◆ THE EXERCISE ◆
Write out all of the lines below, exactly and completely.

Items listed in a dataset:
==========
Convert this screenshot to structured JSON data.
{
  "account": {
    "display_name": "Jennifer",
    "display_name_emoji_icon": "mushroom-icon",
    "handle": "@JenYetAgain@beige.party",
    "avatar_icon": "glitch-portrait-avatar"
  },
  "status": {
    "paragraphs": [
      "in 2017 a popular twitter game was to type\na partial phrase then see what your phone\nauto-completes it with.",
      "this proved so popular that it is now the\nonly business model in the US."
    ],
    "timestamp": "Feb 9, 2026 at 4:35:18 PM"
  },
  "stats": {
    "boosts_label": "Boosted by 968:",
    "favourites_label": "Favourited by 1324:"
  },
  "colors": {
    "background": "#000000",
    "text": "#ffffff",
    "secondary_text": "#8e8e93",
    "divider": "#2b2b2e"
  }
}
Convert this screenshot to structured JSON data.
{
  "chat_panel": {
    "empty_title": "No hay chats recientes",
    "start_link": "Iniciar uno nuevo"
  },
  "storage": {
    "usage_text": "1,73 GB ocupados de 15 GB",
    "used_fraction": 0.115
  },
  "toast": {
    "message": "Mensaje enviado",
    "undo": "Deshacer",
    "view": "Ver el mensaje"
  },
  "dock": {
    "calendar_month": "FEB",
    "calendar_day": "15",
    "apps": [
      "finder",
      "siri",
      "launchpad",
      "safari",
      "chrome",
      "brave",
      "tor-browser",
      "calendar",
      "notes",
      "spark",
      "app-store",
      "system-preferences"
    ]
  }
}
==========
◆ RESPONSE ◆
Convert this screenshot to structured JSON data.
{
  "account": {
    "display_name": "Jennifer",
    "display_name_emoji_icon": "mushroom-icon",
    "handle": "@JenYetAgain@beige.party",
    "avatar_icon": "glitch-portrait-avatar"
  },
  "status": {
    "paragraphs": [
      "in 2017 a popular twitter game was to type\na partial phrase then see what your phone\nauto-completes it with.",
      "this proved so popular that it is now the\nonly business model in the US."
    ],
    "timestamp": "Feb 9, 2026 at 4:35:18 PM"
  },
  "stats": {
    "boosts_label": "Boosted by 968:",
    "favourites_label": "Favourited by 1324:"
  },
  "colors": {
    "background": "#000000",
    "text": "#ffffff",
    "secondary_text": "#8e8e93",
    "divider": "#2b2b2e"
  }
}
Convert this screenshot to structured JSON data.
{
  "chat_panel": {
    "empty_title": "No hay chats recientes",
    "start_link": "Iniciar uno nuevo"
  },
  "storage": {
    "usage_text": "1,73 GB ocupados de 15 GB",
    "used_fraction": 0.115
  },
  "toast": {
    "message": "Mensaje enviado",
    "undo": "Deshacer",
    "view": "Ver el mensaje"
  },
  "dock": {
    "calendar_month": "FEB",
    "calendar_day": "15",
    "apps": [
      "finder",
      "siri",
      "launchpad",
      "safari",
      "chrome",
      "brave",
      "tor-browser",
      "calendar",
      "notes",
      "spark",
      "app-store",
      "system-preferences"
    ]
  }
}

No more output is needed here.